» **Data entries**
** START **

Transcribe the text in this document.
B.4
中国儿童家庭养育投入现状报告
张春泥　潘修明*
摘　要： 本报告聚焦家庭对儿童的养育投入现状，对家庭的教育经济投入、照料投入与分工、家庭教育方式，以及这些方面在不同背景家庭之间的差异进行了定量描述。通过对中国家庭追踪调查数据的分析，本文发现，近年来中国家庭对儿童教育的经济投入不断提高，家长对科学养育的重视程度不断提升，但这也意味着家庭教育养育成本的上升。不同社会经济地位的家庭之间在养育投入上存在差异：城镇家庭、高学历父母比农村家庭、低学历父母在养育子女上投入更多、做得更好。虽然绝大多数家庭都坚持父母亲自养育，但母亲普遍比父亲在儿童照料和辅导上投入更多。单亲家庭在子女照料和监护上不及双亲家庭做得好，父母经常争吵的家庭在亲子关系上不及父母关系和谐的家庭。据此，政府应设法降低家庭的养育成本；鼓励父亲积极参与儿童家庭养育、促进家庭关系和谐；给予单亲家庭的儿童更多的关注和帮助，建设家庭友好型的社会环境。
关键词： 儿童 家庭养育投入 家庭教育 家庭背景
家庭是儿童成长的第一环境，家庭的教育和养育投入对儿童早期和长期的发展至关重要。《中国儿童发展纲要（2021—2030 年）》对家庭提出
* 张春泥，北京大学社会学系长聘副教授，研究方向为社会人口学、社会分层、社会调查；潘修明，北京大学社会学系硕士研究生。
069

** END **

» **PROBLEM TO SOLVE**
Faithfully copy every entry, leaving nothing out.

» **WRITTEN REPLY**
Transcribe the text in this document.
B.4
中国儿童家庭养育投入现状报告
张春泥　潘修明*
摘　要： 本报告聚焦家庭对儿童的养育投入现状，对家庭的教育经济投入、照料投入与分工、家庭教育方式，以及这些方面在不同背景家庭之间的差异进行了定量描述。通过对中国家庭追踪调查数据的分析，本文发现，近年来中国家庭对儿童教育的经济投入不断提高，家长对科学养育的重视程度不断提升，但这也意味着家庭教育养育成本的上升。不同社会经济地位的家庭之间在养育投入上存在差异：城镇家庭、高学历父母比农村家庭、低学历父母在养育子女上投入更多、做得更好。虽然绝大多数家庭都坚持父母亲自养育，但母亲普遍比父亲在儿童照料和辅导上投入更多。单亲家庭在子女照料和监护上不及双亲家庭做得好，父母经常争吵的家庭在亲子关系上不及父母关系和谐的家庭。据此，政府应设法降低家庭的养育成本；鼓励父亲积极参与儿童家庭养育、促进家庭关系和谐；给予单亲家庭的儿童更多的关注和帮助，建设家庭友好型的社会环境。
关键词： 儿童 家庭养育投入 家庭教育 家庭背景
家庭是儿童成长的第一环境，家庭的教育和养育投入对儿童早期和长期的发展至关重要。《中国儿童发展纲要（2021—2030 年）》对家庭提出
* 张春泥，北京大学社会学系长聘副教授，研究方向为社会人口学、社会分层、社会调查；潘修明，北京大学社会学系硕士研究生。
069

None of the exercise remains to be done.